**Task directions**
In the excerpt on truck and trailer braking research, by when does the agency expect its dynamometer brake testing research to be completed?

**Provided text**
-- -- --
Therefore, ECBS was not considered for the proposal in this document.
    The agency is unaware of performance data for systems using ECBS 
with proportional brake force control, but welcomes comments on this 
subject as well.
    Additional vehicle testing is scheduled at VRTC through 2005 
including air-braked single unit trucks and a variety of hydraulic-
braked single-unit trucks and buses with GVWRs over 10,000 pounds. 
NHTSA will focus near-term research on typical configurations of 
single-unit trucks. Results of planned testing are not likely to be 
available until mid-2005, with additional test reports provided as the 
work is completed.
     In advance of the agency completing research on the 
braking performance of single-unit trucks, we are soliciting comments 
and data on potential improvements in this area.
    NHTSA's Office of Vehicle Safety Research is also conducting 
research of dynamometer brake testing as specified in FMVSS No. 121. 
Under the requirements in S5.4 of FMVSS No. 121, trailer brakes are 
required to meet the brake retardation force requirements in S5.4.1, 
and all air brakes are required to meet the fade and recovery 
requirements in S5.4.2 and S5.4.3. Since there are no stopping distance 
requirements for trailer service brake systems in the standard, the 
dynamometer requirements serve to ensure adequate braking capability 
for trailer foundation brakes. The research will determine in part the 
performance of S-cam drum and air disc foundation brakes relative to 
the existing dynamometer requirements in FMVSS No. 121. The agency 
expects that this research will be completed (and a report published) 
by mid-2005.
    Results of the dynamometer testing will assist the agency in 
determining if the dynamometer requirements in FMVSS No. 121, including 
brake retardation force and fade and recovery, should be considered for 
revision. Potentially, changes in either series of requirements could 
affect trailer braking systems or the fade and recovery requirements 
for any foundation brake used in truck, bus, or trailer air brake 
systems. Improvements to stopping performance requirements for 
tractors, involving steer axle braking power, may not benefit from 
changes to dynamometer requirements since the dynamic loading (weight 
transfer to the axle during hard braking) of steer axles can far exceed 
the static axle loading on which the dynamometer testing is based.
     The agency requests data from dynamometer tests conducted 
on standard and larger S-cam drum brakes and air disc foundation brake 
assemblies from all types of air-braked vehicles.
    Finally, brake suppliers have provided the agency with limited 
information on enhanced ABS systems that have the capability of 
providing electronic stability control through selective application of 
brakes. The enhancement to the ABS is the ability to apply air and then 
use ABS modulator valves to hold off the brakes at certain wheels, so 
that selective braking is achieved. The stability control system is 
activated when a vehicle instability condition is detected by on-board 
sensors (yaw rate [vehicle spin], steering angle, etc.). The agency 
believes that such systems may provide many of the electronic stability 
control functions enabled by installation of ECBS but at lower cost.
-- -- --
**Stored data**
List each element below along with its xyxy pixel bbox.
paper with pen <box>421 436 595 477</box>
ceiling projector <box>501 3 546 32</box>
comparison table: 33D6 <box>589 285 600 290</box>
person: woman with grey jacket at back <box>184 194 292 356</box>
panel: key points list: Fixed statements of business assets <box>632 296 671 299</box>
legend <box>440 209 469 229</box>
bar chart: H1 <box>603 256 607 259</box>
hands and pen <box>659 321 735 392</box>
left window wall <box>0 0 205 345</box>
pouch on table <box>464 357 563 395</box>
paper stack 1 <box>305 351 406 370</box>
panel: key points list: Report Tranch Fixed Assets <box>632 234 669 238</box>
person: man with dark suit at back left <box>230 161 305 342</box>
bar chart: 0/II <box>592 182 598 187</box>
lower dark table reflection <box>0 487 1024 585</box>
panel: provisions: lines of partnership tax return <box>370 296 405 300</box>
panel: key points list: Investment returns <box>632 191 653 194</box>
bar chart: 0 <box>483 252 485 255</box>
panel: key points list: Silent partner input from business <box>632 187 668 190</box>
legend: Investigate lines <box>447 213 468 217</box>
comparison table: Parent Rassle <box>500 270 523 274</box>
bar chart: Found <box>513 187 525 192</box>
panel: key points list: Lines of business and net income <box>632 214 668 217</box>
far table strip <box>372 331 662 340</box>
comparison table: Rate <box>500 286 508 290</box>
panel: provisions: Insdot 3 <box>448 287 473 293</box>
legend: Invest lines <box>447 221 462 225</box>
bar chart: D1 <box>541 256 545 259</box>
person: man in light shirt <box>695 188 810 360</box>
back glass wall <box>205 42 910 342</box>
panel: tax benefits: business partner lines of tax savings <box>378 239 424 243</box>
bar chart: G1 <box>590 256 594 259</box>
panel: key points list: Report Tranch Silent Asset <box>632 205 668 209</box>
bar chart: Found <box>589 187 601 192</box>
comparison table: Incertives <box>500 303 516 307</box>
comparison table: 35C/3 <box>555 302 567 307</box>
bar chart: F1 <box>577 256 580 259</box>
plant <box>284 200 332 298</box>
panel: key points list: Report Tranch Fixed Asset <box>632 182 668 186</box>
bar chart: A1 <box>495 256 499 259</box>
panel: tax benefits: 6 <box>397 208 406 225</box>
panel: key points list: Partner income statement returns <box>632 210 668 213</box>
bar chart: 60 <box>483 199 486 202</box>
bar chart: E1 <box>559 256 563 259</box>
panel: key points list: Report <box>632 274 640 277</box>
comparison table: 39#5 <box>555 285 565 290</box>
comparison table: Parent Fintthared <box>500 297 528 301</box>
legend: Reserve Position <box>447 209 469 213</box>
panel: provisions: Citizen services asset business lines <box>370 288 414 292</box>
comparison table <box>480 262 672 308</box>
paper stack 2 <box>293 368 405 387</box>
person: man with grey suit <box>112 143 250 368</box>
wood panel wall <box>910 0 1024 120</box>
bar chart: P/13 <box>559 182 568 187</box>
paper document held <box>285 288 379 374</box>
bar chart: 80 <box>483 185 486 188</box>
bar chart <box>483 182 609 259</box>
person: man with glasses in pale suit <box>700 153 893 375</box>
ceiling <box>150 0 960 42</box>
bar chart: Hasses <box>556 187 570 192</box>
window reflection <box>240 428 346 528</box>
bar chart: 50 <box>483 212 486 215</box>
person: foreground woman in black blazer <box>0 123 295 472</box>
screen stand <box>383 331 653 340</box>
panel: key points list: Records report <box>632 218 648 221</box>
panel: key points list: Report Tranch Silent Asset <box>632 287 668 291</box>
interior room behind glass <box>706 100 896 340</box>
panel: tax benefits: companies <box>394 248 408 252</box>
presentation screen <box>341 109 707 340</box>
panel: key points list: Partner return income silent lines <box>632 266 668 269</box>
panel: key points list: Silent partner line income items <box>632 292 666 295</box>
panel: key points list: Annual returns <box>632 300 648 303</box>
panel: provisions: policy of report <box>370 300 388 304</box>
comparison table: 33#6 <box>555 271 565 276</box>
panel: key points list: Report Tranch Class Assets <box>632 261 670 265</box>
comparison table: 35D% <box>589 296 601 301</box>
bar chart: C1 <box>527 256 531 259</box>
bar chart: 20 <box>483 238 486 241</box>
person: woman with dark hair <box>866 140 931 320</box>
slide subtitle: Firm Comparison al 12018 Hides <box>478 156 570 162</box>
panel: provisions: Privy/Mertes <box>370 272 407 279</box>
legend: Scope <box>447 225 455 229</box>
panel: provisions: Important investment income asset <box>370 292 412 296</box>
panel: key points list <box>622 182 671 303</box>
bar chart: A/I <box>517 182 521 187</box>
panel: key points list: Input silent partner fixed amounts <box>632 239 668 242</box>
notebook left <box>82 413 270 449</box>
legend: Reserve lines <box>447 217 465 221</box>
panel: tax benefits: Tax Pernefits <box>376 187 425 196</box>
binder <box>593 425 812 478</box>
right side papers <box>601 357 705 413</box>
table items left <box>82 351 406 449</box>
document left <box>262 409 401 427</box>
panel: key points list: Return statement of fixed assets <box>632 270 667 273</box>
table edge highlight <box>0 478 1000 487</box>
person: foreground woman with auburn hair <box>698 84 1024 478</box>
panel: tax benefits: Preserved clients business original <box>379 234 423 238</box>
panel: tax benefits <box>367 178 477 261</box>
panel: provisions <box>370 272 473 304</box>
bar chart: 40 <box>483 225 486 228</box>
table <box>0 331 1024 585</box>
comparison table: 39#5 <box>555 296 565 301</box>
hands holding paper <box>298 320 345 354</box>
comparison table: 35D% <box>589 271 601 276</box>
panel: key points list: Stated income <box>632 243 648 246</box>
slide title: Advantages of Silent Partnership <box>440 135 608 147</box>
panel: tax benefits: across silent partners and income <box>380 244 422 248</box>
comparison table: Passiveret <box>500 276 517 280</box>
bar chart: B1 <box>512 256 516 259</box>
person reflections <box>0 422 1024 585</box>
-- -- --
**Correct response**
By mid-2005, with a report published by then.